→ What this task involves: Extract each record and reproduce it exactly.

→ Records:

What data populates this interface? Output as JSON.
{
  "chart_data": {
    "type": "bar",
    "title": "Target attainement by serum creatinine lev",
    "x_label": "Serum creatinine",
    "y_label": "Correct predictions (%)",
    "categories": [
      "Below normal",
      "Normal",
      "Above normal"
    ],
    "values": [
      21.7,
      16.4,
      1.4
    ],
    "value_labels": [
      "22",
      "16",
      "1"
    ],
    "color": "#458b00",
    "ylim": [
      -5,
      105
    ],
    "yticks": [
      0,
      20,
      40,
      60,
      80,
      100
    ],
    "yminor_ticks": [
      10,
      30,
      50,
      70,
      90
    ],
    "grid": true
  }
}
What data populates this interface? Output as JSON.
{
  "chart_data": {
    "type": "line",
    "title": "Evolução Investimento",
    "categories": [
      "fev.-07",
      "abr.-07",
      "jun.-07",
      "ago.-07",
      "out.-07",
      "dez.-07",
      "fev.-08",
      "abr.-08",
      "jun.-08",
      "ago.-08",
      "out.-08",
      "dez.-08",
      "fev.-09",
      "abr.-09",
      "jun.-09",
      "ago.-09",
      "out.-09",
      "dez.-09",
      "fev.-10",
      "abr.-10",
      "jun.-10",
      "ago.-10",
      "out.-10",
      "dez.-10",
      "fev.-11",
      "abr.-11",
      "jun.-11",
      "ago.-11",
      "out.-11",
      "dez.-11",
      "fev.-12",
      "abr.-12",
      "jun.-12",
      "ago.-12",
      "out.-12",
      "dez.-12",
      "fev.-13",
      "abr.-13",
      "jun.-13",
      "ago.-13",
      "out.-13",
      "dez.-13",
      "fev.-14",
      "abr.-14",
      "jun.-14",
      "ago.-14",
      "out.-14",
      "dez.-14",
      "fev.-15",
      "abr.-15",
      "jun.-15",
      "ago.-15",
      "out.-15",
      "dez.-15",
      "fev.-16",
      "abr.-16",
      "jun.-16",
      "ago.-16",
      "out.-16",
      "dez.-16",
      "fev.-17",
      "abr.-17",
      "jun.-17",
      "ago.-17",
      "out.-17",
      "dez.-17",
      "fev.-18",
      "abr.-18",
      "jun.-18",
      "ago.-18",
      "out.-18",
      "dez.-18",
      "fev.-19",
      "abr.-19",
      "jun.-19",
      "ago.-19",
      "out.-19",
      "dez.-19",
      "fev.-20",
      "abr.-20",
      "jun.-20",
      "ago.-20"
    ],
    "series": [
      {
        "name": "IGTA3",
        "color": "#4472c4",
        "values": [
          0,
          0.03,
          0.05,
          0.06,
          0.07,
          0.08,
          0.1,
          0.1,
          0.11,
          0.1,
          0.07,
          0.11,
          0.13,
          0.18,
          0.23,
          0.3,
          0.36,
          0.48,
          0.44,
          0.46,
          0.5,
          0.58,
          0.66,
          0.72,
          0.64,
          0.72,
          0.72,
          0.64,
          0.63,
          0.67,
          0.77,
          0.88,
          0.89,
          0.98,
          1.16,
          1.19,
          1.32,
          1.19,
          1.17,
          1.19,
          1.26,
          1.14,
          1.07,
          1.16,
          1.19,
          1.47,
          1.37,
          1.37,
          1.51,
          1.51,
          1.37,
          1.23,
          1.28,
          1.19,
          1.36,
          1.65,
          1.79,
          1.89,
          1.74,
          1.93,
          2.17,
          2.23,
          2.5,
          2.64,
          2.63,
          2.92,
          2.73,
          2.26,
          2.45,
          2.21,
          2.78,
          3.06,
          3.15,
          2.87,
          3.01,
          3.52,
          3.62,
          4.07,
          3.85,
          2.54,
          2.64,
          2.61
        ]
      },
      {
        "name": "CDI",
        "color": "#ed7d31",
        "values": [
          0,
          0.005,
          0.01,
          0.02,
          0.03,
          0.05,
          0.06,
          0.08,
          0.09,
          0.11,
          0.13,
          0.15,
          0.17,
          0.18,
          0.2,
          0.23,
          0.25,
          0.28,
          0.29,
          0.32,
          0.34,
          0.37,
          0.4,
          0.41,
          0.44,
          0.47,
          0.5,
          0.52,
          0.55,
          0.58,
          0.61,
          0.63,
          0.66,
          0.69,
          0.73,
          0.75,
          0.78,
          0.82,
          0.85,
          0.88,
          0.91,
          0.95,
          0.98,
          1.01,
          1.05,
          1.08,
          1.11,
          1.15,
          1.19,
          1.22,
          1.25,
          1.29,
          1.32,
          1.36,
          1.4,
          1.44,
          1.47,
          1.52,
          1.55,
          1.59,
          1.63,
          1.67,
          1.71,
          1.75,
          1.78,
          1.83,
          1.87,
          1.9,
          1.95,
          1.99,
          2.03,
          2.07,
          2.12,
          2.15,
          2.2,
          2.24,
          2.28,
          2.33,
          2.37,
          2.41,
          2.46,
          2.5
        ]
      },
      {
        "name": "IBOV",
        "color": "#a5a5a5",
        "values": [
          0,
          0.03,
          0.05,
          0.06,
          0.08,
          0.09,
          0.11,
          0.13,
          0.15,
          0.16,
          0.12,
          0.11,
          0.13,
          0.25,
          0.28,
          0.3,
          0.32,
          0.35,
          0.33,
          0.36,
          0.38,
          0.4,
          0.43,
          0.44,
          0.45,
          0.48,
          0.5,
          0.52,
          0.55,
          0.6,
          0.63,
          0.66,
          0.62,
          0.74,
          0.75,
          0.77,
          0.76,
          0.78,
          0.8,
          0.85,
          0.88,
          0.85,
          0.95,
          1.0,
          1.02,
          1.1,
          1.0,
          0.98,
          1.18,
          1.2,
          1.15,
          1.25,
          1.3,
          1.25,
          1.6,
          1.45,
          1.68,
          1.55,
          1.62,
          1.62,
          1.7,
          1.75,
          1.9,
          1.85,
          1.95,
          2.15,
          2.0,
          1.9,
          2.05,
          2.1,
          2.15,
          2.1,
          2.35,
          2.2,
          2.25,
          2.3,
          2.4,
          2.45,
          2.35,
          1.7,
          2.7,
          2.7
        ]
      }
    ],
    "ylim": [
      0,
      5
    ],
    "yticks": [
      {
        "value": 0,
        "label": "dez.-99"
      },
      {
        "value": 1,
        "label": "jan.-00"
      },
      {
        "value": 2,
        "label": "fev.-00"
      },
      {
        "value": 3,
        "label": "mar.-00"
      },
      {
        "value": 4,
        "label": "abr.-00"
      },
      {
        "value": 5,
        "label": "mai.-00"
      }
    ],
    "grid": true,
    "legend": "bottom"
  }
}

→ Task result:
What data populates this interface? Output as JSON.
{
  "chart_data": {
    "type": "bar",
    "title": "Target attainement by serum creatinine lev",
    "x_label": "Serum creatinine",
    "y_label": "Correct predictions (%)",
    "categories": [
      "Below normal",
      "Normal",
      "Above normal"
    ],
    "values": [
      21.7,
      16.4,
      1.4
    ],
    "value_labels": [
      "22",
      "16",
      "1"
    ],
    "color": "#458b00",
    "ylim": [
      -5,
      105
    ],
    "yticks": [
      0,
      20,
      40,
      60,
      80,
      100
    ],
    "yminor_ticks": [
      10,
      30,
      50,
      70,
      90
    ],
    "grid": true
  }
}
What data populates this interface? Output as JSON.
{
  "chart_data": {
    "type": "line",
    "title": "Evolução Investimento",
    "categories": [
      "fev.-07",
      "abr.-07",
      "jun.-07",
      "ago.-07",
      "out.-07",
      "dez.-07",
      "fev.-08",
      "abr.-08",
      "jun.-08",
      "ago.-08",
      "out.-08",
      "dez.-08",
      "fev.-09",
      "abr.-09",
      "jun.-09",
      "ago.-09",
      "out.-09",
      "dez.-09",
      "fev.-10",
      "abr.-10",
      "jun.-10",
      "ago.-10",
      "out.-10",
      "dez.-10",
      "fev.-11",
      "abr.-11",
      "jun.-11",
      "ago.-11",
      "out.-11",
      "dez.-11",
      "fev.-12",
      "abr.-12",
      "jun.-12",
      "ago.-12",
      "out.-12",
      "dez.-12",
      "fev.-13",
      "abr.-13",
      "jun.-13",
      "ago.-13",
      "out.-13",
      "dez.-13",
      "fev.-14",
      "abr.-14",
      "jun.-14",
      "ago.-14",
      "out.-14",
      "dez.-14",
      "fev.-15",
      "abr.-15",
      "jun.-15",
      "ago.-15",
      "out.-15",
      "dez.-15",
      "fev.-16",
      "abr.-16",
      "jun.-16",
      "ago.-16",
      "out.-16",
      "dez.-16",
      "fev.-17",
      "abr.-17",
      "jun.-17",
      "ago.-17",
      "out.-17",
      "dez.-17",
      "fev.-18",
      "abr.-18",
      "jun.-18",
      "ago.-18",
      "out.-18",
      "dez.-18",
      "fev.-19",
      "abr.-19",
      "jun.-19",
      "ago.-19",
      "out.-19",
      "dez.-19",
      "fev.-20",
      "abr.-20",
      "jun.-20",
      "ago.-20"
    ],
    "series": [
      {
        "name": "IGTA3",
        "color": "#4472c4",
        "values": [
          0,
          0.03,
          0.05,
          0.06,
          0.07,
          0.08,
          0.1,
          0.1,
          0.11,
          0.1,
          0.07,
          0.11,
          0.13,
          0.18,
          0.23,
          0.3,
          0.36,
          0.48,
          0.44,
          0.46,
          0.5,
          0.58,
          0.66,
          0.72,
          0.64,
          0.72,
          0.72,
          0.64,
          0.63,
          0.67,
          0.77,
          0.88,
          0.89,
          0.98,
          1.16,
          1.19,
          1.32,
          1.19,
          1.17,
          1.19,
          1.26,
          1.14,
          1.07,
          1.16,
          1.19,
          1.47,
          1.37,
          1.37,
          1.51,
          1.51,
          1.37,
          1.23,
          1.28,
          1.19,
          1.36,
          1.65,
          1.79,
          1.89,
          1.74,
          1.93,
          2.17,
          2.23,
          2.5,
          2.64,
          2.63,
          2.92,
          2.73,
          2.26,
          2.45,
          2.21,
          2.78,
          3.06,
          3.15,
          2.87,
          3.01,
          3.52,
          3.62,
          4.07,
          3.85,
          2.54,
          2.64,
          2.61
        ]
      },
      {
        "name": "CDI",
        "color": "#ed7d31",
        "values": [
          0,
          0.005,
          0.01,
          0.02,
          0.03,
          0.05,
          0.06,
          0.08,
          0.09,
          0.11,
          0.13,
          0.15,
          0.17,
          0.18,
          0.2,
          0.23,
          0.25,
          0.28,
          0.29,
          0.32,
          0.34,
          0.37,
          0.4,
          0.41,
          0.44,
          0.47,
          0.5,
          0.52,
          0.55,
          0.58,
          0.61,
          0.63,
          0.66,
          0.69,
          0.73,
          0.75,
          0.78,
          0.82,
          0.85,
          0.88,
          0.91,
          0.95,
          0.98,
          1.01,
          1.05,
          1.08,
          1.11,
          1.15,
          1.19,
          1.22,
          1.25,
          1.29,
          1.32,
          1.36,
          1.4,
          1.44,
          1.47,
          1.52,
          1.55,
          1.59,
          1.63,
          1.67,
          1.71,
          1.75,
          1.78,
          1.83,
          1.87,
          1.9,
          1.95,
          1.99,
          2.03,
          2.07,
          2.12,
          2.15,
          2.2,
          2.24,
          2.28,
          2.33,
          2.37,
          2.41,
          2.46,
          2.5
        ]
      },
      {
        "name": "IBOV",
        "color": "#a5a5a5",
        "values": [
          0,
          0.03,
          0.05,
          0.06,
          0.08,
          0.09,
          0.11,
          0.13,
          0.15,
          0.16,
          0.12,
          0.11,
          0.13,
          0.25,
          0.28,
          0.3,
          0.32,
          0.35,
          0.33,
          0.36,
          0.38,
          0.4,
          0.43,
          0.44,
          0.45,
          0.48,
          0.5,
          0.52,
          0.55,
          0.6,
          0.63,
          0.66,
          0.62,
          0.74,
          0.75,
          0.77,
          0.76,
          0.78,
          0.8,
          0.85,
          0.88,
          0.85,
          0.95,
          1.0,
          1.02,
          1.1,
          1.0,
          0.98,
          1.18,
          1.2,
          1.15,
          1.25,
          1.3,
          1.25,
          1.6,
          1.45,
          1.68,
          1.55,
          1.62,
          1.62,
          1.7,
          1.75,
          1.9,
          1.85,
          1.95,
          2.15,
          2.0,
          1.9,
          2.05,
          2.1,
          2.15,
          2.1,
          2.35,
          2.2,
          2.25,
          2.3,
          2.4,
          2.45,
          2.35,
          1.7,
          2.7,
          2.7
        ]
      }
    ],
    "ylim": [
      0,
      5
    ],
    "yticks": [
      {
        "value": 0,
        "label": "dez.-99"
      },
      {
        "value": 1,
        "label": "jan.-00"
      },
      {
        "value": 2,
        "label": "fev.-00"
      },
      {
        "value": 3,
        "label": "mar.-00"
      },
      {
        "value": 4,
        "label": "abr.-00"
      },
      {
        "value": 5,
        "label": "mai.-00"
      }
    ],
    "grid": true,
    "legend": "bottom"
  }
}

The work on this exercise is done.